## EXERCISE
Pick up the Site Reliability Engineer job posting after its last line and keep writing it.

## TEXT EXCERPT
Site Reliability Engineer
Alianza
Software Engineering
Posted on Jan 23, 2026
You must currently have the right to work in Australia without requiring sponsorship, either now or in the future.
A Site Reliability Engineer (SRE) is responsible for ensuring the reliability, performance, and scalability for Alianza’s Cloud Platform systems and infrastructure.
Key Objectives include:
- Run the production environment by monitoring availability and taking a holistic view of system health.
- Improve reliability, quality, and time-to-market of software solutions.
- Balance feature development speed and reliability with well-defined service-level objectives.
Key Responsibilities:
- Monitoring and Maintenance:
- Continuously monitor system health and performance, ensuring high availability and reliability of applications.
- Detect and automatically handle failures, preparing disaster recovery plans.
- Automation and Improvement:
- Build and maintain software and systems to manage platform infrastructure and applications.
- Implement automation to reduce manual intervention and improve system efficiency.
- Performance Optimization:
- Measure and optimize system performance, pushing capabilities forward and innovating for continual improvement.
- Gather and analyze metrics from operating systems and applications to assist in performance tuning and fault finding.
- Collaboration and Consulting:
- Partner with development teams to improve services through rigorous testing and release procedures.
- Participate in system design consulting, platform management, and capacity planning.
- Incident Management:
- Provide primary operational support and engineering for multiple large-scale distributed software applications.
- Participate in on-call rotations to respond to incidents and ensure system reliability.
Competencies & Attributes
Competencies:
- Attention to Detail:
The ability to perform tasks with thoroughness and accuracy, ensuring all aspects of the system are meticulously managed.

## DATA BLOCK

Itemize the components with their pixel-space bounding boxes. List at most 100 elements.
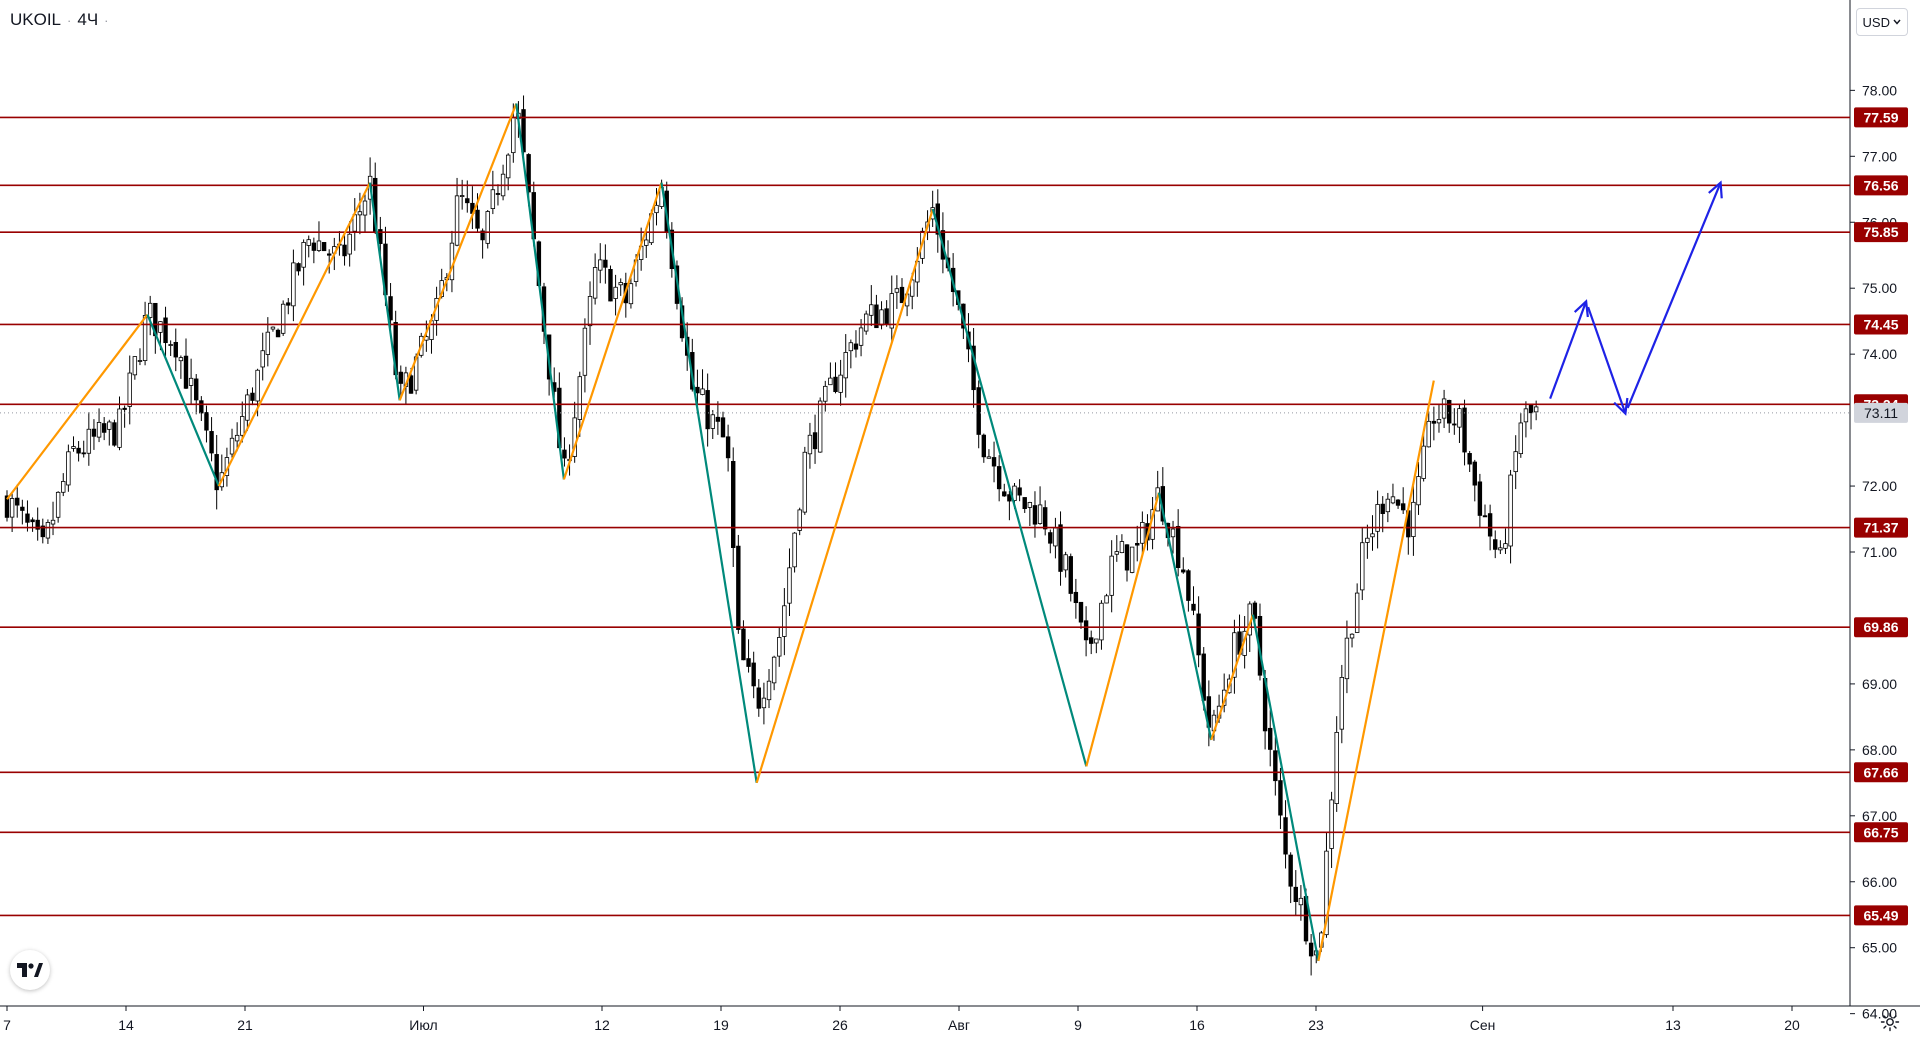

## OUTPUT FOR THIS TASK
Problem-Solving Skills:
The capability to analyze complex issues, identify root causes, and develop effective solutions to ensure system reliability and performance. - Technical Expertise:
Proficiency in understanding and applying technical knowledge related to infrastructure, code, and tools, which can be enhanced through continuous learning and experience. - Automation Skills:
The ability to design and implement automation processes to reduce manual intervention and improve system efficiency. - Communication Skills:
The ability to clearly convey ideas, strategies, and updates to various stakeholders, ensuring alignment and transparency across the organization.
Attributes:
- Meticulousness:
An inherent tendency to be precise and conscientious, ensuring high standards are maintained in all aspects of work.
- Resilience:
The innate ability to remain calm and composed under pressure, effectively managing stressful situations and leading the team through challenges. - Curiosity:
A natural inclination to explore and learn new technologies and methodologies, driving innovation and continuous improvement. - Empathy:
An inherent quality of understanding and valuing the perspectives and needs of team members and stakeholders, fostering a supportive and inclusive environment.
- Adaptability:
The ability to naturally adjust to changing circumstances and environments, ensuring effective responses to new challenges and opportunities.
Desired Skills/Qualifications
- Technical Proficiency:
- Understanding of high-level languages such as Python, Java, C/C++, Ruby, and JavaScript.
- Experience with distributed storage technologies and dynamic resource management frameworks.
- Experience of Telco technology and Metaswitch software as a bonus.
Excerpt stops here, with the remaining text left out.